___ Supplied records

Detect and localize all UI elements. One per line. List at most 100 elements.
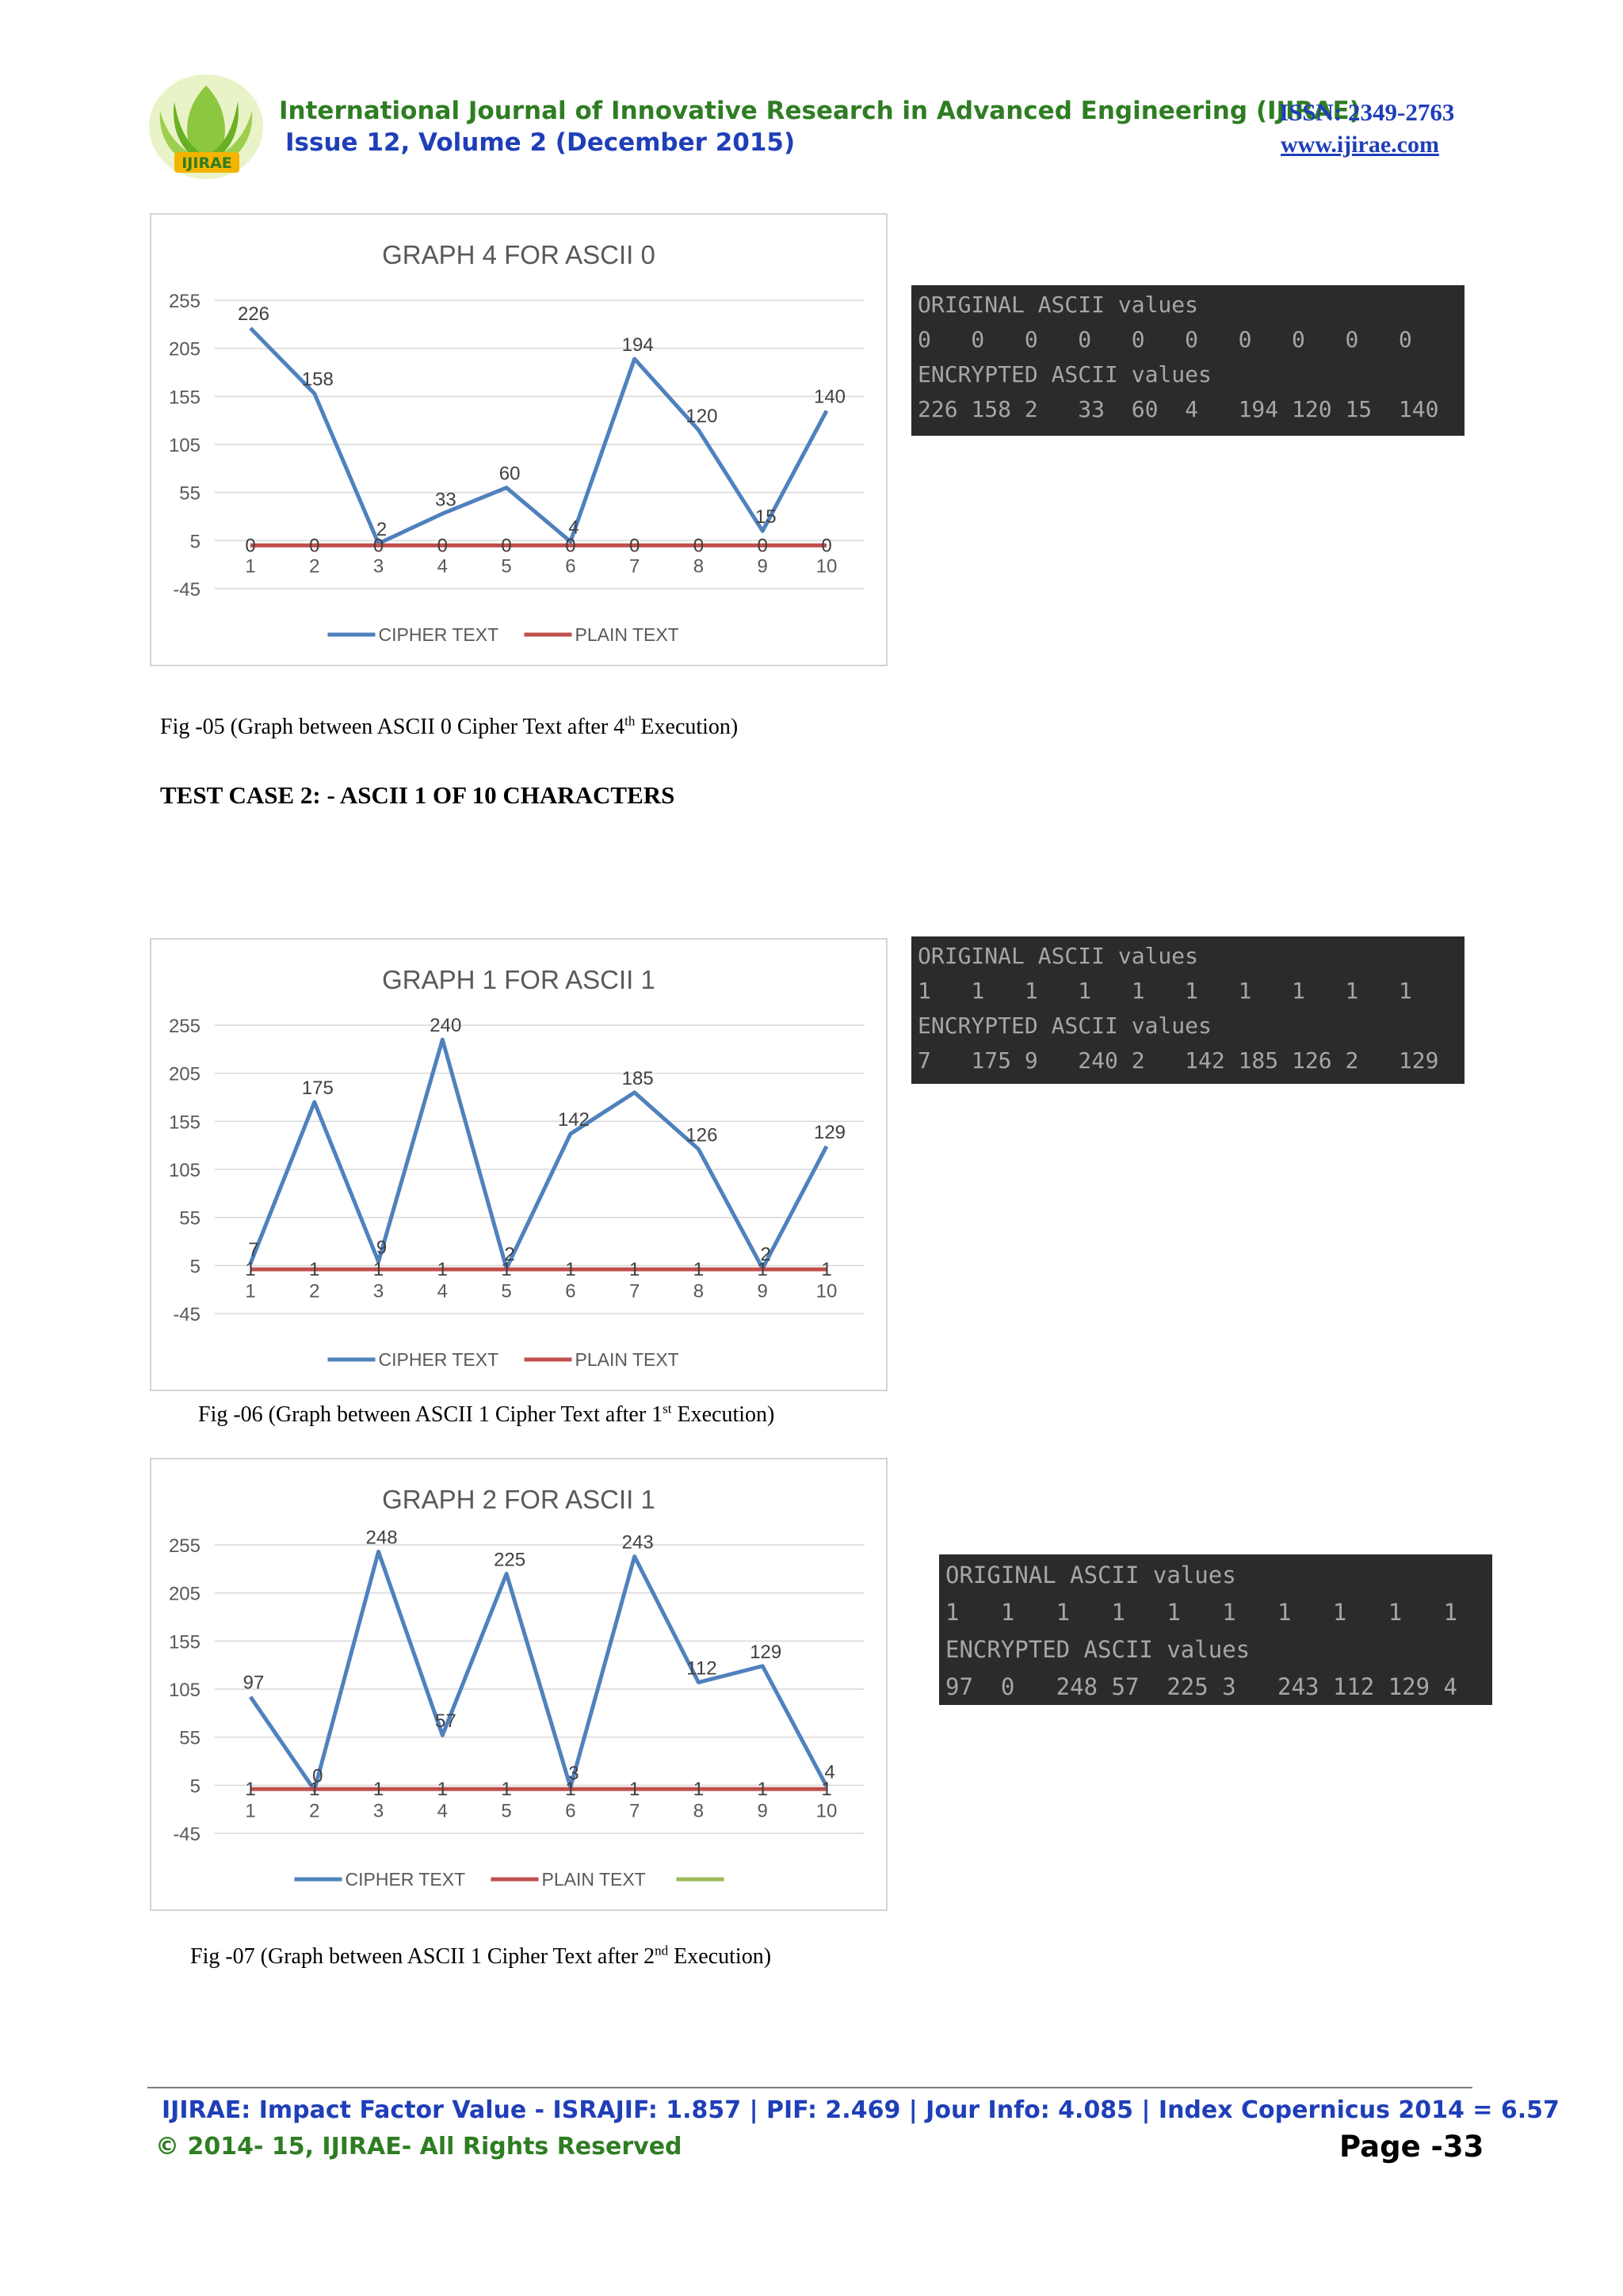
data-label: 112	[686, 1658, 716, 1680]
x-tick-label: 1	[245, 555, 255, 577]
y-tick-label: 5	[190, 531, 200, 552]
x-tick-label: 5	[501, 1280, 511, 1302]
caption-text: Fig -06 (Graph between ASCII 1 Cipher Te…	[198, 1402, 663, 1427]
data-label: 9	[376, 1237, 387, 1258]
data-label: 142	[558, 1109, 590, 1131]
terminal-line: 0 0 0 0 0 0 0 0 0 0	[918, 326, 1412, 353]
x-tick-label: 5	[501, 1800, 511, 1821]
y-tick-label: 205	[169, 1064, 200, 1085]
terminal-output-ascii-1-first: ORIGINAL ASCII values 1 1 1 1 1 1 1 1 1 …	[911, 936, 1465, 1084]
test-case-heading: TEST CASE 2: - ASCII 1 OF 10 CHARACTERS	[160, 781, 675, 809]
legend-label: PLAIN TEXT	[575, 624, 679, 645]
data-label: 1	[565, 1259, 575, 1280]
x-tick-label: 2	[309, 1800, 319, 1821]
x-tick-label: 5	[501, 555, 511, 577]
chart-graph-1-ascii-1: GRAPH 1 FOR ASCII 1 -45 5 55 105 155 205 255 1 2 3…	[150, 938, 888, 1391]
x-tick-label: 6	[565, 1800, 575, 1821]
x-tick-label: 3	[373, 555, 384, 577]
terminal-line: ORIGINAL ASCII values	[918, 943, 1199, 969]
data-label: 1	[437, 1779, 448, 1800]
caption-text: Fig -07 (Graph between ASCII 1 Cipher Te…	[190, 1944, 655, 1969]
y-tick-label: -45	[173, 1304, 200, 1325]
x-tick-label: 3	[373, 1280, 384, 1302]
x-tick-label: 6	[565, 1280, 575, 1302]
x-tick-label: 7	[629, 555, 640, 577]
data-label: 129	[750, 1642, 781, 1663]
terminal-line: ENCRYPTED ASCII values	[918, 361, 1212, 387]
page-number: Page -33	[1339, 2130, 1484, 2164]
data-label: 240	[430, 1015, 461, 1036]
y-tick-label: 155	[169, 387, 200, 408]
data-label: 57	[435, 1711, 456, 1732]
footer-divider	[147, 2087, 1472, 2088]
x-tick-label: 10	[816, 1280, 838, 1302]
y-tick-label: 255	[169, 291, 200, 312]
y-tick-label: 105	[169, 435, 200, 456]
data-label: 1	[821, 1259, 831, 1280]
x-tick-label: 10	[816, 1800, 838, 1821]
figure-caption-06: Fig -06 (Graph between ASCII 1 Cipher Te…	[198, 1402, 774, 1428]
issn: ISSN: 2349-2763	[1279, 98, 1455, 126]
data-label: 2	[504, 1244, 514, 1265]
data-label: 1	[758, 1779, 768, 1800]
data-label: 1	[501, 1259, 511, 1280]
data-label: 4	[824, 1762, 834, 1783]
data-label: 1	[245, 1779, 255, 1800]
x-tick-label: 7	[629, 1280, 640, 1302]
data-label: 140	[814, 387, 846, 408]
caption-superscript: st	[663, 1401, 672, 1417]
data-label: 1	[629, 1259, 640, 1280]
y-tick-label: 205	[169, 339, 200, 360]
x-tick-label: 4	[437, 1800, 448, 1821]
data-label: 3	[568, 1763, 579, 1784]
data-label: 15	[755, 506, 777, 528]
y-tick-label: 55	[179, 1728, 200, 1749]
data-label: 1	[245, 1259, 255, 1280]
data-label: 1	[501, 1779, 511, 1800]
data-label: 248	[366, 1527, 398, 1548]
x-tick-label: 4	[437, 1280, 448, 1302]
terminal-line: ENCRYPTED ASCII values	[945, 1636, 1251, 1663]
data-label: 1	[373, 1779, 384, 1800]
data-label: 185	[622, 1068, 654, 1089]
data-label: 1	[821, 1779, 831, 1800]
website-link[interactable]: www.ijirae.com	[1281, 132, 1439, 158]
x-tick-label: 3	[373, 1800, 384, 1821]
chart-title: GRAPH 4 FOR ASCII 0	[382, 240, 655, 269]
data-label: 2	[761, 1244, 771, 1265]
y-tick-label: 205	[169, 1584, 200, 1605]
x-tick-label: 8	[693, 1800, 704, 1821]
terminal-line: 226 158 2 33 60 4 194 120 15 140	[918, 396, 1439, 422]
data-label: 1	[565, 1779, 575, 1800]
series-line-cipher-text	[248, 1037, 829, 1271]
terminal-line: ENCRYPTED ASCII values	[918, 1013, 1212, 1039]
chart-title: GRAPH 2 FOR ASCII 1	[382, 1485, 655, 1514]
y-tick-label: 155	[169, 1631, 200, 1653]
caption-superscript: th	[624, 713, 636, 729]
data-label: 1	[309, 1779, 319, 1800]
data-label: 0	[245, 535, 255, 556]
x-tick-label: 2	[309, 555, 319, 577]
figure-caption-07: Fig -07 (Graph between ASCII 1 Cipher Te…	[190, 1944, 771, 1970]
x-tick-label: 1	[245, 1800, 255, 1821]
x-tick-label: 10	[816, 555, 838, 577]
legend-label: CIPHER TEXT	[346, 1869, 466, 1890]
terminal-output-ascii-1-second: ORIGINAL ASCII values 1 1 1 1 1 1 1 1 1 …	[939, 1554, 1492, 1705]
x-tick-label: 2	[309, 1280, 319, 1302]
y-tick-label: 255	[169, 1535, 200, 1557]
footer-copyright: © 2014- 15, IJIRAE- All Rights Reserved	[155, 2133, 682, 2161]
series-line-cipher-text	[248, 1549, 829, 1792]
data-label: 0	[373, 535, 384, 556]
data-label: 194	[622, 334, 654, 356]
x-tick-label: 1	[245, 1280, 255, 1302]
data-label: 0	[758, 535, 768, 556]
y-tick-label: 55	[179, 1208, 200, 1230]
terminal-line: 1 1 1 1 1 1 1 1 1 1	[945, 1599, 1458, 1626]
data-label: 1	[437, 1259, 448, 1280]
data-label: 126	[685, 1125, 717, 1146]
data-label: 0	[312, 1765, 323, 1787]
data-label: 226	[238, 303, 269, 325]
y-tick-label: 155	[169, 1112, 200, 1133]
footer-impact-factor: IJIRAE: Impact Factor Value - ISRAJIF: 1…	[162, 2096, 1560, 2124]
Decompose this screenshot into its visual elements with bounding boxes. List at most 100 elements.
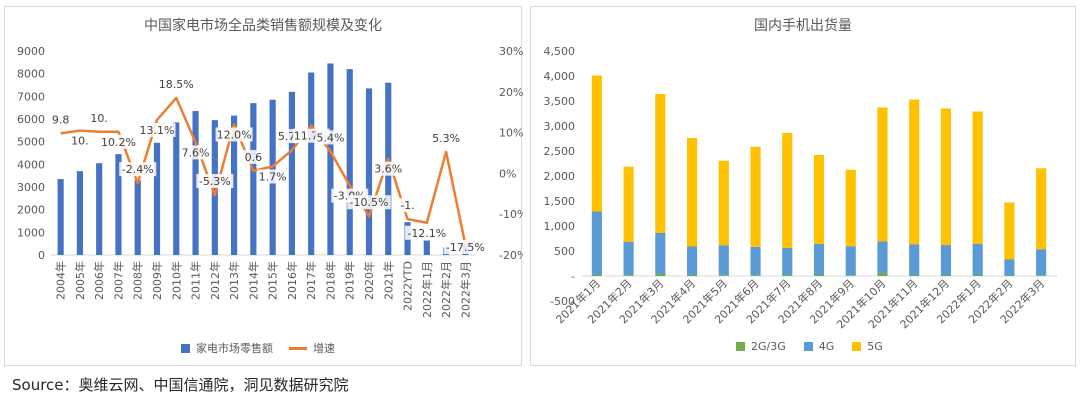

______

• **To do**: Lay out every line of the material above as a JSON list of strings, one string per line and blank lines omitted. Leave the pictures out of the answer.

• **The response**:
[
  "Detect and localize all UI elements. One per line. List at most 100 elements.",
  "data-label: 112\t[686, 1658, 716, 1680]",
  "x-tick-label: 1\t[245, 555, 255, 577]",
  "y-tick-label: 5\t[190, 531, 200, 552]",
  "x-tick-label: 5\t[501, 1280, 511, 1302]",
  "caption-text: Fig -06 (Graph between ASCII 1 Cipher Te…\t[198, 1402, 663, 1427]",
  "data-label: 9\t[376, 1237, 387, 1258]",
  "data-label: 142\t[558, 1109, 590, 1131]",
  "terminal-line: 0 0 0 0 0 0 0 0 0 0\t[918, 326, 1412, 353]",
  "x-tick-label: 5\t[501, 1800, 511, 1821]",
  "y-tick-label: 205\t[169, 1064, 200, 1085]",
  "terminal-output-ascii-1-first: ORIGINAL ASCII values 1 1 1 1 1 1 1 1 1 …\t[911, 936, 1465, 1084]",
  "test-case-heading: TEST CASE 2: - ASCII 1 OF 10 CHARACTERS\t[160, 781, 675, 809]",
  "legend-label: PLAIN TEXT\t[575, 624, 679, 645]",
  "data-label: 1\t[565, 1259, 575, 1280]",
  "x-tick-label: 2\t[309, 1800, 319, 1821]",
  "x-tick-label: 5\t[501, 555, 511, 577]",
  "chart-graph-1-ascii-1: GRAPH 1 FOR ASCII 1 -45 5 55 105 155 205 255 1 2 3…\t[150, 938, 888, 1391]",
  "x-tick-label: 6\t[565, 1800, 575, 1821]",
  "x-tick-label: 3\t[373, 555, 384, 577]",
  "terminal-line: ORIGINAL ASCII values\t[918, 943, 1199, 969]",
  "data-label: 1\t[437, 1779, 448, 1800]",
  "caption-text: Fig -07 (Graph between ASCII 1 Cipher Te…\t[190, 1944, 655, 1969]",
  "y-tick-label: -45\t[173, 1304, 200, 1325]",
  "x-tick-label: 3\t[373, 1280, 384, 1302]",
  "x-tick-label: 6\t[565, 1280, 575, 1302]",
  "x-tick-label: 7\t[629, 555, 640, 577]",
  "data-label: 129\t[750, 1642, 781, 1663]",
  "terminal-line: ENCRYPTED ASCII values\t[918, 361, 1212, 387]",
  "page-number: Page -33\t[1339, 2130, 1484, 2164]",
  "data-label: 240\t[430, 1015, 461, 1036]",
  "y-tick-label: 155\t[169, 387, 200, 408]",
  "data-label: 57\t[435, 1711, 456, 1732]",
  "footer-divider\t[147, 2087, 1472, 2088]",
  "x-tick-label: 10\t[816, 1280, 838, 1302]",
  "y-tick-label: 255\t[169, 291, 200, 312]",
  "y-tick-label: 105\t[169, 435, 200, 456]",
  "data-label: 1\t[821, 1259, 831, 1280]",
  "x-tick-label: 10\t[816, 1800, 838, 1821]",
  "figure-caption-06: Fig -06 (Graph between ASCII 1 Cipher Te…\t[198, 1402, 774, 1428]",
  "issn: ISSN: 2349-2763\t[1279, 98, 1455, 126]",
  "data-label: 2\t[504, 1244, 514, 1265]",
  "data-label: 1\t[758, 1779, 768, 1800]",
  "data-label: 1\t[501, 1259, 511, 1280]",
  "data-label: 4\t[824, 1762, 834, 1783]",
  "data-label: 1\t[245, 1779, 255, 1800]",
  "x-tick-label: 7\t[629, 1280, 640, 1302]",
  "data-label: 140\t[814, 387, 846, 408]",
  "caption-superscript: st\t[663, 1401, 672, 1417]",
  "data-label: 1\t[629, 1259, 640, 1280]",
  "y-tick-label: 205\t[169, 339, 200, 360]",
  "x-tick-label: 4\t[437, 1800, 448, 1821]",
  "data-label: 3\t[568, 1763, 579, 1784]",
  "data-label: 15\t[755, 506, 777, 528]",
  "y-tick-label: 55\t[179, 1728, 200, 1749]",
  "data-label: 1\t[245, 1259, 255, 1280]",
  "data-label: 1\t[501, 1779, 511, 1800]",
  "data-label: 248\t[366, 1527, 398, 1548]",
  "x-tick-label: 4\t[437, 1280, 448, 1302]",
  "terminal-line: ENCRYPTED ASCII values\t[945, 1636, 1251, 1663]",
  "data-label: 1\t[373, 1779, 384, 1800]",
  "data-label: 185\t[622, 1068, 654, 1089]",
  "data-label: 1\t[821, 1779, 831, 1800]",
  "website-link[interactable]: www.ijirae.com\t[1281, 132, 1439, 158]",
  "x-tick-label: 3\t[373, 1800, 384, 1821]",
  "chart-title: GRAPH 4 FOR ASCII 0\t[382, 240, 655, 269]",
  "data-label: 2\t[761, 1244, 771, 1265]",
  "y-tick-label: 205\t[169, 1584, 200, 1605]",
  "x-tick-label: 8\t[693, 1800, 704, 1821]",
  "terminal-line: 226 158 2 33 60 4 194 120 15 140\t[918, 396, 1439, 422]",
  "data-label: 1\t[565, 1779, 575, 1800]",
  "series-line-cipher-text\t[248, 1037, 829, 1271]",
  "terminal-line: ENCRYPTED ASCII values\t[918, 1013, 1212, 1039]",
  "chart-title: GRAPH 2 FOR ASCII 1\t[382, 1485, 655, 1514]",
  "y-tick-label: 155\t[169, 1631, 200, 1653]",
  "caption-superscript: th\t[624, 713, 636, 729]",
  "data-label: 1\t[309, 1779, 319, 1800]",
  "data-label: 0\t[245, 535, 255, 556]",
  "x-tick-label: 2\t[309, 555, 319, 577]",
  "figure-caption-07: Fig -07 (Graph between ASCII 1 Cipher Te…\t[190, 1944, 771, 1970]",
  "x-tick-label: 1\t[245, 1800, 255, 1821]",
  "x-tick-label: 10\t[816, 555, 838, 577]",
  "legend-label: CIPHER TEXT\t[346, 1869, 466, 1890]",
  "terminal-output-ascii-1-second: ORIGINAL ASCII values 1 1 1 1 1 1 1 1 1 …\t[939, 1554, 1492, 1705]",
  "x-tick-label: 2\t[309, 1280, 319, 1302]",
  "y-tick-label: 255\t[169, 1535, 200, 1557]",
  "footer-copyright: © 2014- 15, IJIRAE- All Rights Reserved\t[155, 2133, 682, 2161]",
  "series-line-cipher-text\t[248, 1549, 829, 1792]",
  "data-label: 0\t[373, 535, 384, 556]",
  "data-label: 194\t[622, 334, 654, 356]",
  "x-tick-label: 1\t[245, 1280, 255, 1302]",
  "data-label: 0\t[758, 535, 768, 556]",
  "y-tick-label: 55\t[179, 1208, 200, 1230]",
  "terminal-line: 1 1 1 1 1 1 1 1 1 1\t[945, 1599, 1458, 1626]",
  "data-label: 1\t[437, 1259, 448, 1280]",
  "data-label: 126\t[685, 1125, 717, 1146]",
  "data-label: 0\t[312, 1765, 323, 1787]",
  "data-label: 226\t[238, 303, 269, 325]",
  "y-tick-label: 155\t[169, 1112, 200, 1133]",
  "footer-impact-factor: IJIRAE: Impact Factor Value - ISRAJIF: 1…\t[162, 2096, 1560, 2124]",
  "Decompose this screenshot into its visual elements with bounding boxes. List at most 100 elements."
]